__AIM OF THE TASK__:
Look through the data below and return each line where "York" appears.

Records from a collection
* * *
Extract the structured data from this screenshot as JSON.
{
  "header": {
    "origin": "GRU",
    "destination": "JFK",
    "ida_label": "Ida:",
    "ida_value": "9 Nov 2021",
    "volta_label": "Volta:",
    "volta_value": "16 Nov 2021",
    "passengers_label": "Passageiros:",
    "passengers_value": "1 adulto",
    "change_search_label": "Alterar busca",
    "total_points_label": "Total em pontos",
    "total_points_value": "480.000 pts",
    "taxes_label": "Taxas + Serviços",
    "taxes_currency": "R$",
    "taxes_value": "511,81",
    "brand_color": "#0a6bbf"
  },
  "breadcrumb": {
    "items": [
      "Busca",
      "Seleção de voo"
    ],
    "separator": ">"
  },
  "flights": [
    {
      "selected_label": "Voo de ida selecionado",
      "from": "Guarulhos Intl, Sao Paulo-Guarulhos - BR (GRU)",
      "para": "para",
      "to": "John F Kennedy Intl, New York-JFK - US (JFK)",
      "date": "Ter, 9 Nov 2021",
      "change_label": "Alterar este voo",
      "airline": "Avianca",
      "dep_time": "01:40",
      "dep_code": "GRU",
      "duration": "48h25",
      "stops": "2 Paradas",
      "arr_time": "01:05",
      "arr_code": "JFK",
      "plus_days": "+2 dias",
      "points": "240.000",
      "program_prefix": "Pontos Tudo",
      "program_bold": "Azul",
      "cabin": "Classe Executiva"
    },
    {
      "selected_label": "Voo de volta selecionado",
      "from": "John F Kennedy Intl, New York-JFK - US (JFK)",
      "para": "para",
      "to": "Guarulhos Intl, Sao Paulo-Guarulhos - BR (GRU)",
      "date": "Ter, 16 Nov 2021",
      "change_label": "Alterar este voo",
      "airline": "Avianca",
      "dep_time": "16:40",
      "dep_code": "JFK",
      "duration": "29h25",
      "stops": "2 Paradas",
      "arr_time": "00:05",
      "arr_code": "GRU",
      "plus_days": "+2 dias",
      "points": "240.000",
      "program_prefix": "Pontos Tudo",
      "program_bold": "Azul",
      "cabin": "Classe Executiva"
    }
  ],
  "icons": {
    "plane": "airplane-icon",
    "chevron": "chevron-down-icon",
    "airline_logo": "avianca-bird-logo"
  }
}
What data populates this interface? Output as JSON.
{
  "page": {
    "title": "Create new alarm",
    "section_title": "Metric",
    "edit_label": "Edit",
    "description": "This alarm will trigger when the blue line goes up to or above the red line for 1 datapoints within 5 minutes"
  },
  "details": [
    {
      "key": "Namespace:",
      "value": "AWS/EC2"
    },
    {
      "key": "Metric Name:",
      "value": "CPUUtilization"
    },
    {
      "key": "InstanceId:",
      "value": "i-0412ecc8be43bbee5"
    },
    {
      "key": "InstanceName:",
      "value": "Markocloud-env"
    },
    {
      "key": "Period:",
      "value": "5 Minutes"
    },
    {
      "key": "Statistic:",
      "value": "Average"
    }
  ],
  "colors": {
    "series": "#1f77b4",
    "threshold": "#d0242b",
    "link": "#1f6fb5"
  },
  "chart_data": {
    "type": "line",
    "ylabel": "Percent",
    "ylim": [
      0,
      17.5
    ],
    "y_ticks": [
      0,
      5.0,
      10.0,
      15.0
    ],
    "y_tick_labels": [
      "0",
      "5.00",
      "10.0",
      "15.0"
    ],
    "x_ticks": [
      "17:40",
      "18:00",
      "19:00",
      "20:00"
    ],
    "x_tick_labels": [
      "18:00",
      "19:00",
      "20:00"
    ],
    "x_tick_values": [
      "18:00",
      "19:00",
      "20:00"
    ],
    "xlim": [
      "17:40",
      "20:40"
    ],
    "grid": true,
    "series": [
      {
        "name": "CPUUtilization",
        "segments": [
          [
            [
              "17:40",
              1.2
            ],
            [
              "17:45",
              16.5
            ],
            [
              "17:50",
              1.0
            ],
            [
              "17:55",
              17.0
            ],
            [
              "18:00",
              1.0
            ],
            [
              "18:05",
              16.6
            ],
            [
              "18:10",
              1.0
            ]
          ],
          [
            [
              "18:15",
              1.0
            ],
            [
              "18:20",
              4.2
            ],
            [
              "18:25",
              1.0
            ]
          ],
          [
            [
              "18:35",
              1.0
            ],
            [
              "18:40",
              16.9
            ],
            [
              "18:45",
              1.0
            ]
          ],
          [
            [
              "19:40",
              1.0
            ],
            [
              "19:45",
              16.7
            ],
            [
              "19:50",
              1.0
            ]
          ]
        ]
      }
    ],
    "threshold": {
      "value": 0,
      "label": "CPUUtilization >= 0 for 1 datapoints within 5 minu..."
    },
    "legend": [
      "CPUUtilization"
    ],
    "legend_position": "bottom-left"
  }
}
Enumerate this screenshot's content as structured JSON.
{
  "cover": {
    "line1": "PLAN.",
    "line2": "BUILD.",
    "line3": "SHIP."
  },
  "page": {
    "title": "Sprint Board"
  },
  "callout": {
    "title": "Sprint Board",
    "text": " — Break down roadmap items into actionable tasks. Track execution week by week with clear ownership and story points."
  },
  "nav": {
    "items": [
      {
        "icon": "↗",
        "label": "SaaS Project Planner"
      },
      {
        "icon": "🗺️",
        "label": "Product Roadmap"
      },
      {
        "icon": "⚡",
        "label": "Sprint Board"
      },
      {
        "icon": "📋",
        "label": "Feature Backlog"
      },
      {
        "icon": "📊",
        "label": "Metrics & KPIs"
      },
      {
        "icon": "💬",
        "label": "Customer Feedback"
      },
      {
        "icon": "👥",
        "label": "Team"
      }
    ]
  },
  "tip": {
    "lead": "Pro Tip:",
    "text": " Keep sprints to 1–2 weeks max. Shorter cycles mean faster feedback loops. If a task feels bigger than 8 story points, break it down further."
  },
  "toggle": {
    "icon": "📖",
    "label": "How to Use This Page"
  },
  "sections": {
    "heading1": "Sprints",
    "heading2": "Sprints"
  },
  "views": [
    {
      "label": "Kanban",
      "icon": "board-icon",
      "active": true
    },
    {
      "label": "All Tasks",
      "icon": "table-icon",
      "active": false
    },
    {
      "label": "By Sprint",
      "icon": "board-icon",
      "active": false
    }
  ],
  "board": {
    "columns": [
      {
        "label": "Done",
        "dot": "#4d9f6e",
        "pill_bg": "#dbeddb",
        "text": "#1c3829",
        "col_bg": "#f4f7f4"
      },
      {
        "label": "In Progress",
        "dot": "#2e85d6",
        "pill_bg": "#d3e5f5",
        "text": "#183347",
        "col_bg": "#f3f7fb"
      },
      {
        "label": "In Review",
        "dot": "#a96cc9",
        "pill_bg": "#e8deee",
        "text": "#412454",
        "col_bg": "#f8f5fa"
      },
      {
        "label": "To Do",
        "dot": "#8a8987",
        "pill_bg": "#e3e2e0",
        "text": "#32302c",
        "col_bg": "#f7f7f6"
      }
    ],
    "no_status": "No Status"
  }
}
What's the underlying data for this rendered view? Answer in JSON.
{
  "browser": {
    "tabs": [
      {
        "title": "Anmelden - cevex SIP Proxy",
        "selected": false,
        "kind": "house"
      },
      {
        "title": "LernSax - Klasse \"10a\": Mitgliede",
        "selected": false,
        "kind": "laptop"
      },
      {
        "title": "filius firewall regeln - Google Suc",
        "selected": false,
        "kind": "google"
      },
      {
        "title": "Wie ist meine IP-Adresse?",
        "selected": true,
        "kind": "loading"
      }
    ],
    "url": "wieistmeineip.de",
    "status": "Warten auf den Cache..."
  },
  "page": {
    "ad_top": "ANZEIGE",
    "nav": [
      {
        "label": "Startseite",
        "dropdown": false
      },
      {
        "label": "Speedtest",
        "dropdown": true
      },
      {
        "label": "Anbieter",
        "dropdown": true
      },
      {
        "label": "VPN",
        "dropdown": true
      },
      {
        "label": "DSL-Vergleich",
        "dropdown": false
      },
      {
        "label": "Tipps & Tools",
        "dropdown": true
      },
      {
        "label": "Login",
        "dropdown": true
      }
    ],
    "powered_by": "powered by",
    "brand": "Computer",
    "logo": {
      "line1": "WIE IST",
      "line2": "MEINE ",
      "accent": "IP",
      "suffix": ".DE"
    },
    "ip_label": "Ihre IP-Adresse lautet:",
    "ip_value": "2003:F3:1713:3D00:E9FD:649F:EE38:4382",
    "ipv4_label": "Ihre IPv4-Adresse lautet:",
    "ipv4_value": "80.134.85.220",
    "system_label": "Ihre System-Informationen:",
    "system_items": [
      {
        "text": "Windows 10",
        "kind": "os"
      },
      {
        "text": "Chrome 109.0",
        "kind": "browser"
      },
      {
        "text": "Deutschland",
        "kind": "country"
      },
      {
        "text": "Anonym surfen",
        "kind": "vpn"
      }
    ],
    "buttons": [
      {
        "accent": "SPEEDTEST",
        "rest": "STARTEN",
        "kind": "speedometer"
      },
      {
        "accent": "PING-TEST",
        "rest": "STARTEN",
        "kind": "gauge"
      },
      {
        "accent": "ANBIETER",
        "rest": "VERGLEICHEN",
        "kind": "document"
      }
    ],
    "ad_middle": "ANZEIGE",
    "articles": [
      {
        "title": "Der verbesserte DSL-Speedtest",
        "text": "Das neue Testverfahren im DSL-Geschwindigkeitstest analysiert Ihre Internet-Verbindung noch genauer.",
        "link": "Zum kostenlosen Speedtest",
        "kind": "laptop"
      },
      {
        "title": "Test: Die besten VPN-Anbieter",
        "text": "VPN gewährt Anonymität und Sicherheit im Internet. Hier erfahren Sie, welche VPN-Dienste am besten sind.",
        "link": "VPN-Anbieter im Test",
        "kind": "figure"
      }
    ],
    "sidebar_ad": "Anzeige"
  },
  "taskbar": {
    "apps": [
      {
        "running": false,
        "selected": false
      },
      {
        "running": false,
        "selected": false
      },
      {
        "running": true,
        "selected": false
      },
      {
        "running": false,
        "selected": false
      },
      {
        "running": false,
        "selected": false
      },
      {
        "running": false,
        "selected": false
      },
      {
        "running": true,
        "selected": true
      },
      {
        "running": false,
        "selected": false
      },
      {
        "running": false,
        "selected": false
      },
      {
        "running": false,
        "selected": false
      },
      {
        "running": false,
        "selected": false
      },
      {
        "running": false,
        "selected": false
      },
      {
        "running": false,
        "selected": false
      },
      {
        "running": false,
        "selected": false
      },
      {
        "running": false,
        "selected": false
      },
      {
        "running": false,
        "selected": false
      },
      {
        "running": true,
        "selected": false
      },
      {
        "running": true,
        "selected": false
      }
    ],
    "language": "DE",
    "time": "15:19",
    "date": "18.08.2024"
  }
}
* * *
__TASK ANSWER__:
      "to": "John F Kennedy Intl, New York-JFK - US (JFK)",
      "from": "John F Kennedy Intl, New York-JFK - US (JFK)",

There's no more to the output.